Search the listing below for the word "next" and copy each line that holds it.

[BEGIN Data to use]

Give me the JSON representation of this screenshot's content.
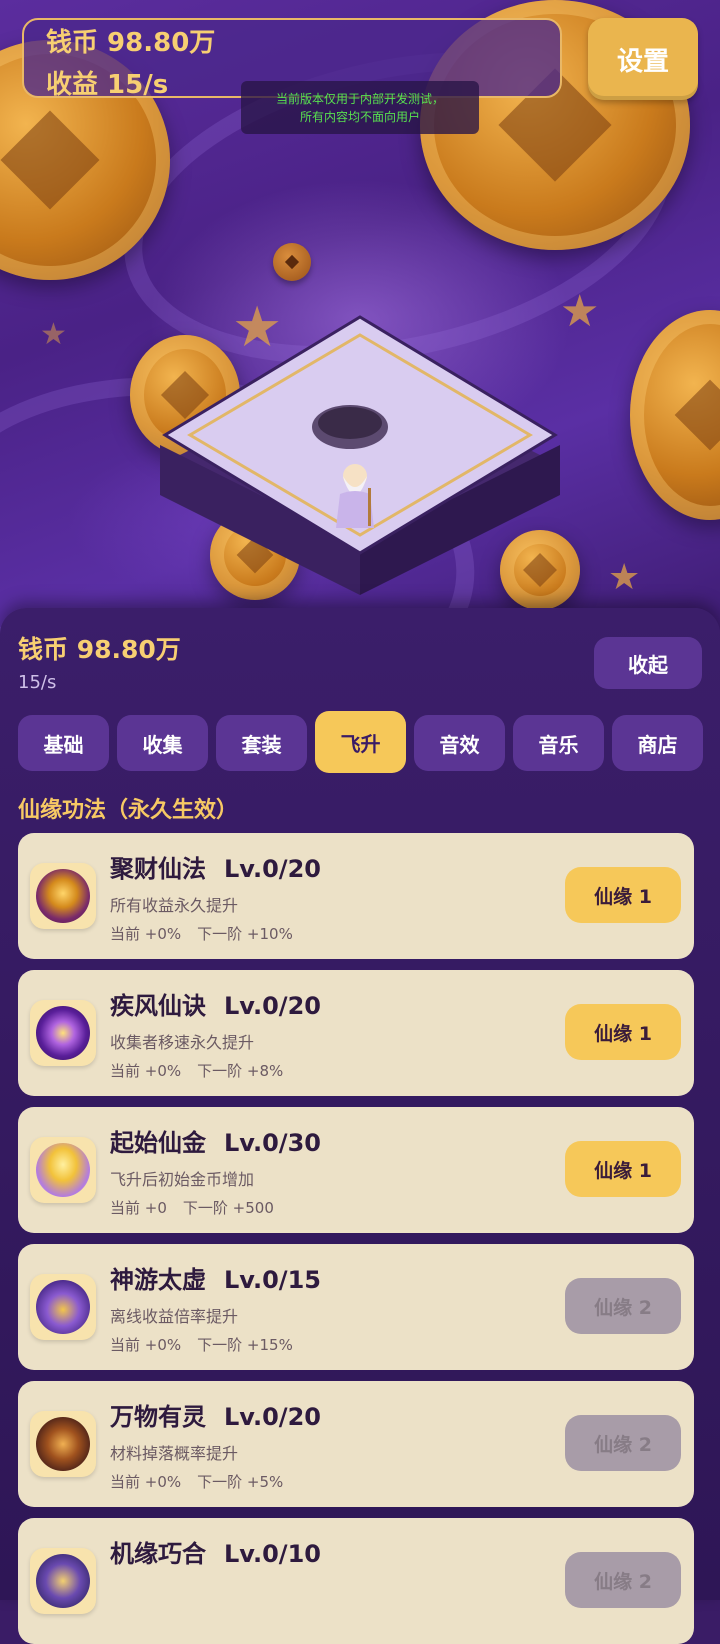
{
  "hud": {
    "coins_text": "钱币 98.80万",
    "income_text": "收益 15/s",
    "settings_label": "设置",
    "notice_line1": "当前版本仅用于内部开发测试，",
    "notice_line2": "所有内容均不面向用户"
  },
  "panel": {
    "coins_text": "钱币 98.80万",
    "rate_text": "15/s",
    "collapse_label": "收起",
    "tabs": [
      {
        "label": "基础",
        "active": false
      },
      {
        "label": "收集",
        "active": false
      },
      {
        "label": "套装",
        "active": false
      },
      {
        "label": "飞升",
        "active": true
      },
      {
        "label": "音效",
        "active": false
      },
      {
        "label": "音乐",
        "active": false
      },
      {
        "label": "商店",
        "active": false
      }
    ],
    "section_title": "仙缘功法（永久生效）",
    "cards": [
      {
        "name": "聚财仙法",
        "level": "Lv.0/20",
        "desc": "所有收益永久提升",
        "current": "当前 +0%",
        "next": "下一阶 +10%",
        "button": "仙缘 1",
        "enabled": true,
        "icon": "golden-idol-icon"
      },
      {
        "name": "疾风仙诀",
        "level": "Lv.0/20",
        "desc": "收集者移速永久提升",
        "current": "当前 +0%",
        "next": "下一阶 +8%",
        "button": "仙缘 1",
        "enabled": true,
        "icon": "purple-vortex-icon"
      },
      {
        "name": "起始仙金",
        "level": "Lv.0/30",
        "desc": "飞升后初始金币增加",
        "current": "当前 +0",
        "next": "下一阶 +500",
        "button": "仙缘 1",
        "enabled": true,
        "icon": "gold-ingot-icon"
      },
      {
        "name": "神游太虚",
        "level": "Lv.0/15",
        "desc": "离线收益倍率提升",
        "current": "当前 +0%",
        "next": "下一阶 +15%",
        "button": "仙缘 2",
        "enabled": false,
        "icon": "purple-dragon-icon"
      },
      {
        "name": "万物有灵",
        "level": "Lv.0/20",
        "desc": "材料掉落概率提升",
        "current": "当前 +0%",
        "next": "下一阶 +5%",
        "button": "仙缘 2",
        "enabled": false,
        "icon": "spirit-beast-icon"
      },
      {
        "name": "机缘巧合",
        "level": "Lv.0/10",
        "desc": "",
        "current": "",
        "next": "",
        "button": "仙缘 2",
        "enabled": false,
        "icon": "fortune-orb-icon"
      }
    ]
  },
  "colors": {
    "accent_gold": "#f6c859",
    "panel_purple": "#3b1e6a",
    "tab_purple": "#5b3594",
    "card_cream": "#ece1c7",
    "disabled_button": "#a89ca8",
    "notice_green": "#58e04f"
  }
}
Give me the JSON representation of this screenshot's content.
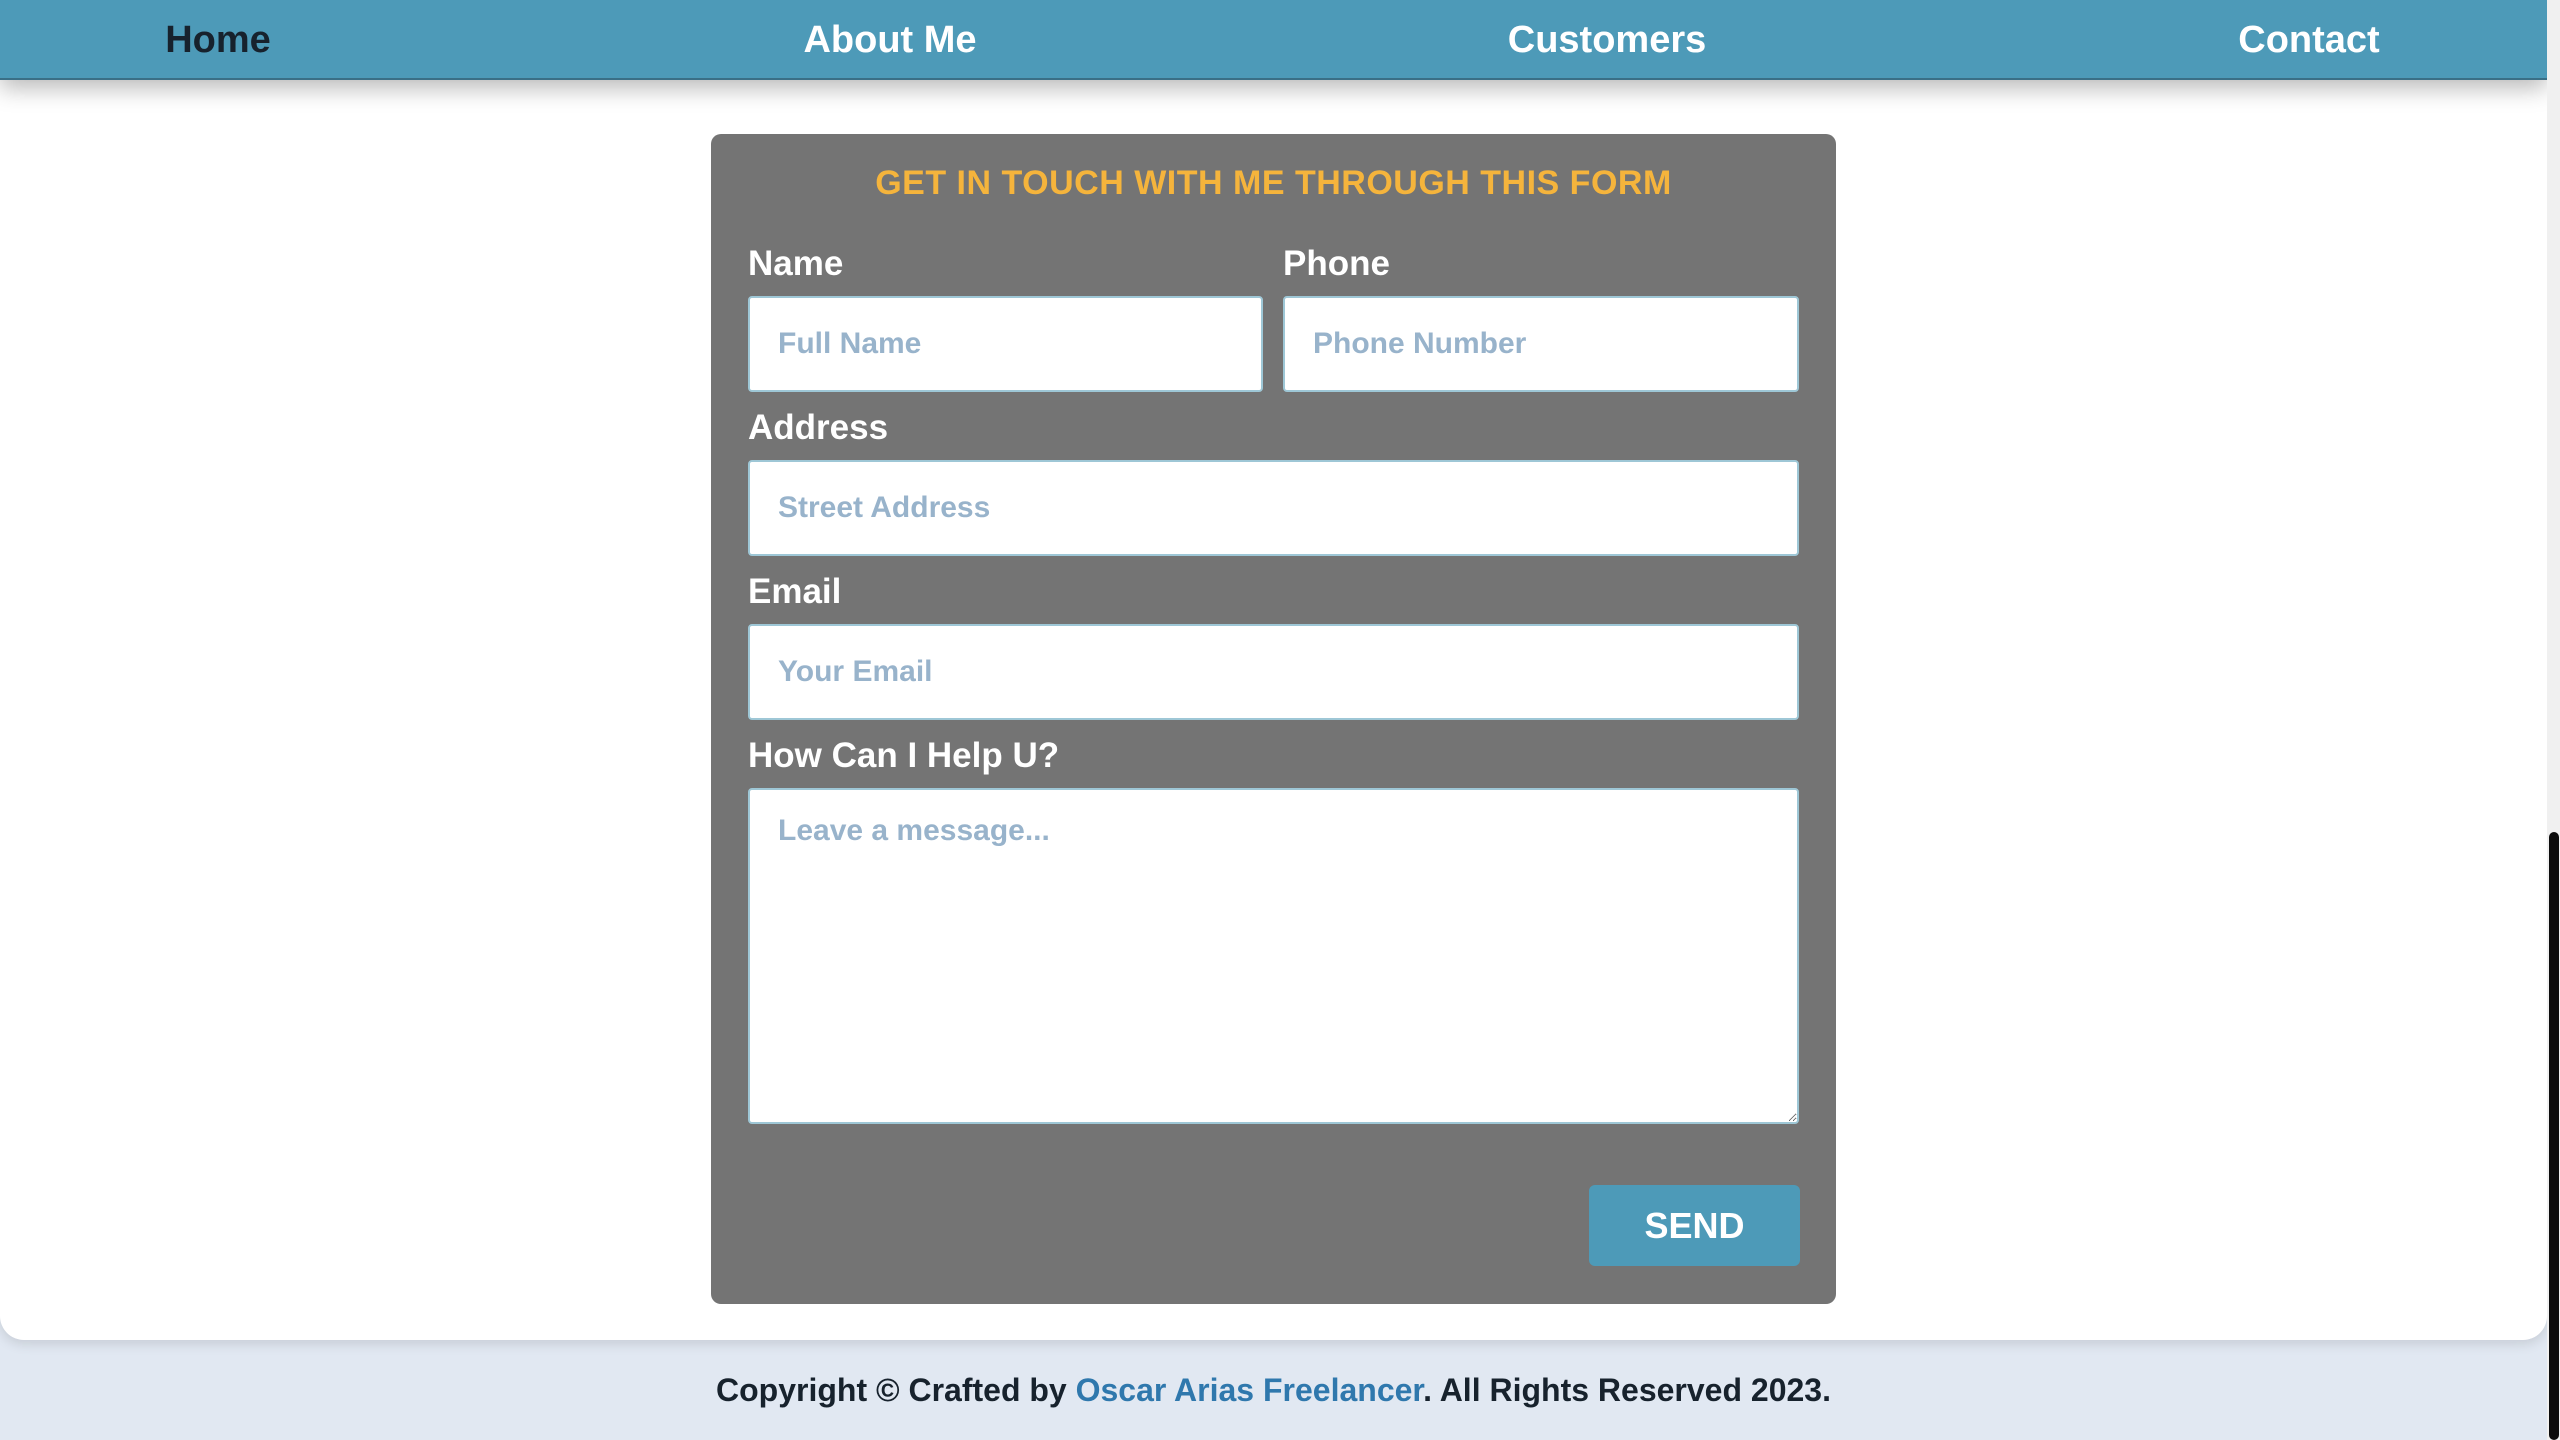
{
  "nav": {
    "items": [
      {
        "label": "Home",
        "active": true
      },
      {
        "label": "About Me",
        "active": false
      },
      {
        "label": "Customers",
        "active": false
      },
      {
        "label": "Contact",
        "active": false
      }
    ]
  },
  "form": {
    "title": "GET IN TOUCH WITH ME THROUGH THIS FORM",
    "name": {
      "label": "Name",
      "placeholder": "Full Name",
      "value": ""
    },
    "phone": {
      "label": "Phone",
      "placeholder": "Phone Number",
      "value": ""
    },
    "address": {
      "label": "Address",
      "placeholder": "Street Address",
      "value": ""
    },
    "email": {
      "label": "Email",
      "placeholder": "Your Email",
      "value": ""
    },
    "message": {
      "label": "How Can I Help U?",
      "placeholder": "Leave a message...",
      "value": ""
    },
    "send_label": "SEND"
  },
  "footer": {
    "prefix": "Copyright © Crafted by ",
    "link": "Oscar Arias Freelancer",
    "suffix": ". All Rights Reserved 2023."
  },
  "colors": {
    "nav_bg": "#4d9ab8",
    "card_bg": "#747474",
    "title": "#f5b43c",
    "footer_link": "#2f78ad",
    "page_bg": "#e1e8f2"
  }
}
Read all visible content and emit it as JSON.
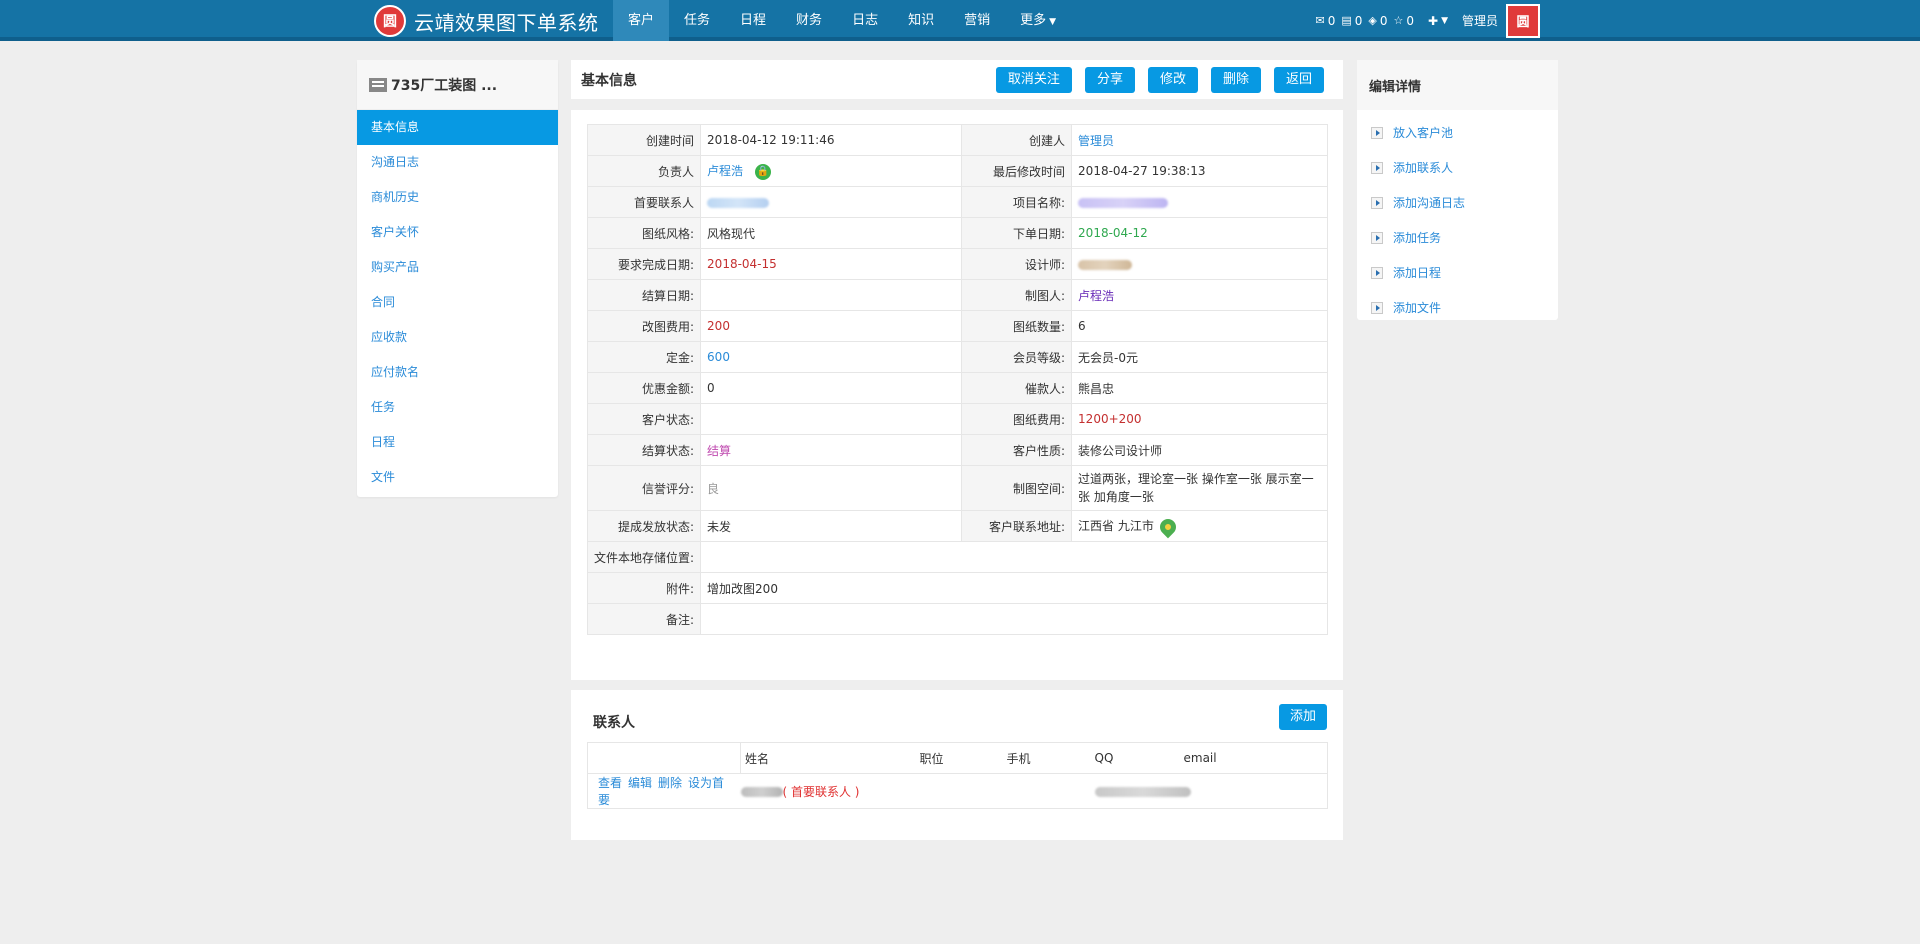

[END Data to use]

Written solution:
        "next": "下一阶 +10%",
        "next": "下一阶 +8%",
        "next": "下一阶 +500",
        "next": "下一阶 +15%",
        "next": "下一阶 +5%",
        "next": "",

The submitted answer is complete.